## Task statement:
Return every entry exactly as written.

### Records for this task

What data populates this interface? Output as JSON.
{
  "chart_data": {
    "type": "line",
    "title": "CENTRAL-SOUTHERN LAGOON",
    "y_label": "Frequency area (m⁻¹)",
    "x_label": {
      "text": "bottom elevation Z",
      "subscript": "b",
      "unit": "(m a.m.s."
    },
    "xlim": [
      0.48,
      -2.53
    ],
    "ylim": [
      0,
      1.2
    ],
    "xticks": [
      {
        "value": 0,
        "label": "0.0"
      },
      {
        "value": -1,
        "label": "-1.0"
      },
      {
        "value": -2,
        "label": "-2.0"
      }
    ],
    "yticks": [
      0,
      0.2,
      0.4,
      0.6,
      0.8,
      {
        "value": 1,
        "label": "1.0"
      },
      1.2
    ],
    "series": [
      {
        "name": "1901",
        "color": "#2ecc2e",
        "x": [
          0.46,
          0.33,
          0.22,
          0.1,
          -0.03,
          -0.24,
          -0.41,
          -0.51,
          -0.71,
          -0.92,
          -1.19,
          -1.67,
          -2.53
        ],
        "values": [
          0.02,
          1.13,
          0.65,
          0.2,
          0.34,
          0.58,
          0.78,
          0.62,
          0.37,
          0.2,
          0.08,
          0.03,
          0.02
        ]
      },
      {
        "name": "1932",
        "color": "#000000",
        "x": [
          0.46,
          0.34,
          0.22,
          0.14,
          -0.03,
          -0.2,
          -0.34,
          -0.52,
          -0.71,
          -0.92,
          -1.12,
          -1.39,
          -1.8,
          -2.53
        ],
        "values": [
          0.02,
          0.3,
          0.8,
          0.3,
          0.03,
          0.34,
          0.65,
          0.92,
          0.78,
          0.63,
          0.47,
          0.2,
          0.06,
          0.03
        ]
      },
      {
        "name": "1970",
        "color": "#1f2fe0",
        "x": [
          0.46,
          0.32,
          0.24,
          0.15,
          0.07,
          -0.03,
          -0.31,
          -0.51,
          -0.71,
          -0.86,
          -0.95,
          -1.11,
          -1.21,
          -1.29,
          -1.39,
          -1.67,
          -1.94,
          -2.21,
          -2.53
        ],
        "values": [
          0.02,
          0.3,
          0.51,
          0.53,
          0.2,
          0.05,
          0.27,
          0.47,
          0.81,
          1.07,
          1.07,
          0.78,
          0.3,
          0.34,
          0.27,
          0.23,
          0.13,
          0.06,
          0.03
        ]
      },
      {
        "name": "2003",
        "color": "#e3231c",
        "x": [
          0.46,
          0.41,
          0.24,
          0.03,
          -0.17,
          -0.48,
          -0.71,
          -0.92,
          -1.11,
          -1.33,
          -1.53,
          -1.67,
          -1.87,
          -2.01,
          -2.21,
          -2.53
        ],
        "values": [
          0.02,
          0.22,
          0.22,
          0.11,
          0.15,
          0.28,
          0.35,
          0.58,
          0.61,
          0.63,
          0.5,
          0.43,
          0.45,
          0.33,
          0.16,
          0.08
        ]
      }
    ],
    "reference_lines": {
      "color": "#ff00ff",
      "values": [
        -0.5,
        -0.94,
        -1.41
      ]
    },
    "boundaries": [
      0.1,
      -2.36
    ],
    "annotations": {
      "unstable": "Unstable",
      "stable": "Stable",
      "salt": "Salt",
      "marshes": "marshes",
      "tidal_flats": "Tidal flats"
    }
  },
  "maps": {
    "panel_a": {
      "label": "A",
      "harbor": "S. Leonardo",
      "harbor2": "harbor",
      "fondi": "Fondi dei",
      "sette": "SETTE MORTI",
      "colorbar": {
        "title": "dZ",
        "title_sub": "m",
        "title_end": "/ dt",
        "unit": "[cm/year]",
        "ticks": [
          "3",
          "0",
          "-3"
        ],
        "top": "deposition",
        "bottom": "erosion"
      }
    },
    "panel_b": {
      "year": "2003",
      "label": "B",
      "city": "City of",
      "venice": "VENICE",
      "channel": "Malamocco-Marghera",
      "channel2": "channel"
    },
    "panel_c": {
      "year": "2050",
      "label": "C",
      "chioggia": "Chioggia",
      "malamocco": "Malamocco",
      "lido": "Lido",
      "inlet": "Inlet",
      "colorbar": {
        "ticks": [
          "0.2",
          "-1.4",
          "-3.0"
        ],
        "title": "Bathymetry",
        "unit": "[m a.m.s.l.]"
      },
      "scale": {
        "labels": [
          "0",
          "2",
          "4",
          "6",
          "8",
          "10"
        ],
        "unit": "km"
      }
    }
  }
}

######

## Task solution:
What data populates this interface? Output as JSON.
{
  "chart_data": {
    "type": "line",
    "title": "CENTRAL-SOUTHERN LAGOON",
    "y_label": "Frequency area (m⁻¹)",
    "x_label": {
      "text": "bottom elevation Z",
      "subscript": "b",
      "unit": "(m a.m.s."
    },
    "xlim": [
      0.48,
      -2.53
    ],
    "ylim": [
      0,
      1.2
    ],
    "xticks": [
      {
        "value": 0,
        "label": "0.0"
      },
      {
        "value": -1,
        "label": "-1.0"
      },
      {
        "value": -2,
        "label": "-2.0"
      }
    ],
    "yticks": [
      0,
      0.2,
      0.4,
      0.6,
      0.8,
      {
        "value": 1,
        "label": "1.0"
      },
      1.2
    ],
    "series": [
      {
        "name": "1901",
        "color": "#2ecc2e",
        "x": [
          0.46,
          0.33,
          0.22,
          0.1,
          -0.03,
          -0.24,
          -0.41,
          -0.51,
          -0.71,
          -0.92,
          -1.19,
          -1.67,
          -2.53
        ],
        "values": [
          0.02,
          1.13,
          0.65,
          0.2,
          0.34,
          0.58,
          0.78,
          0.62,
          0.37,
          0.2,
          0.08,
          0.03,
          0.02
        ]
      },
      {
        "name": "1932",
        "color": "#000000",
        "x": [
          0.46,
          0.34,
          0.22,
          0.14,
          -0.03,
          -0.2,
          -0.34,
          -0.52,
          -0.71,
          -0.92,
          -1.12,
          -1.39,
          -1.8,
          -2.53
        ],
        "values": [
          0.02,
          0.3,
          0.8,
          0.3,
          0.03,
          0.34,
          0.65,
          0.92,
          0.78,
          0.63,
          0.47,
          0.2,
          0.06,
          0.03
        ]
      },
      {
        "name": "1970",
        "color": "#1f2fe0",
        "x": [
          0.46,
          0.32,
          0.24,
          0.15,
          0.07,
          -0.03,
          -0.31,
          -0.51,
          -0.71,
          -0.86,
          -0.95,
          -1.11,
          -1.21,
          -1.29,
          -1.39,
          -1.67,
          -1.94,
          -2.21,
          -2.53
        ],
        "values": [
          0.02,
          0.3,
          0.51,
          0.53,
          0.2,
          0.05,
          0.27,
          0.47,
          0.81,
          1.07,
          1.07,
          0.78,
          0.3,
          0.34,
          0.27,
          0.23,
          0.13,
          0.06,
          0.03
        ]
      },
      {
        "name": "2003",
        "color": "#e3231c",
        "x": [
          0.46,
          0.41,
          0.24,
          0.03,
          -0.17,
          -0.48,
          -0.71,
          -0.92,
          -1.11,
          -1.33,
          -1.53,
          -1.67,
          -1.87,
          -2.01,
          -2.21,
          -2.53
        ],
        "values": [
          0.02,
          0.22,
          0.22,
          0.11,
          0.15,
          0.28,
          0.35,
          0.58,
          0.61,
          0.63,
          0.5,
          0.43,
          0.45,
          0.33,
          0.16,
          0.08
        ]
      }
    ],
    "reference_lines": {
      "color": "#ff00ff",
      "values": [
        -0.5,
        -0.94,
        -1.41
      ]
    },
    "boundaries": [
      0.1,
      -2.36
    ],
    "annotations": {
      "unstable": "Unstable",
      "stable": "Stable",
      "salt": "Salt",
      "marshes": "marshes",
      "tidal_flats": "Tidal flats"
    }
  },
  "maps": {
    "panel_a": {
      "label": "A",
      "harbor": "S. Leonardo",
      "harbor2": "harbor",
      "fondi": "Fondi dei",
      "sette": "SETTE MORTI",
      "colorbar": {
        "title": "dZ",
        "title_sub": "m",
        "title_end": "/ dt",
        "unit": "[cm/year]",
        "ticks": [
          "3",
          "0",
          "-3"
        ],
        "top": "deposition",
        "bottom": "erosion"
      }
    },
    "panel_b": {
      "year": "2003",
      "label": "B",
      "city": "City of",
      "venice": "VENICE",
      "channel": "Malamocco-Marghera",
      "channel2": "channel"
    },
    "panel_c": {
      "year": "2050",
      "label": "C",
      "chioggia": "Chioggia",
      "malamocco": "Malamocco",
      "lido": "Lido",
      "inlet": "Inlet",
      "colorbar": {
        "ticks": [
          "0.2",
          "-1.4",
          "-3.0"
        ],
        "title": "Bathymetry",
        "unit": "[m a.m.s.l.]"
      },
      "scale": {
        "labels": [
          "0",
          "2",
          "4",
          "6",
          "8",
          "10"
        ],
        "unit": "km"
      }
    }
  }
}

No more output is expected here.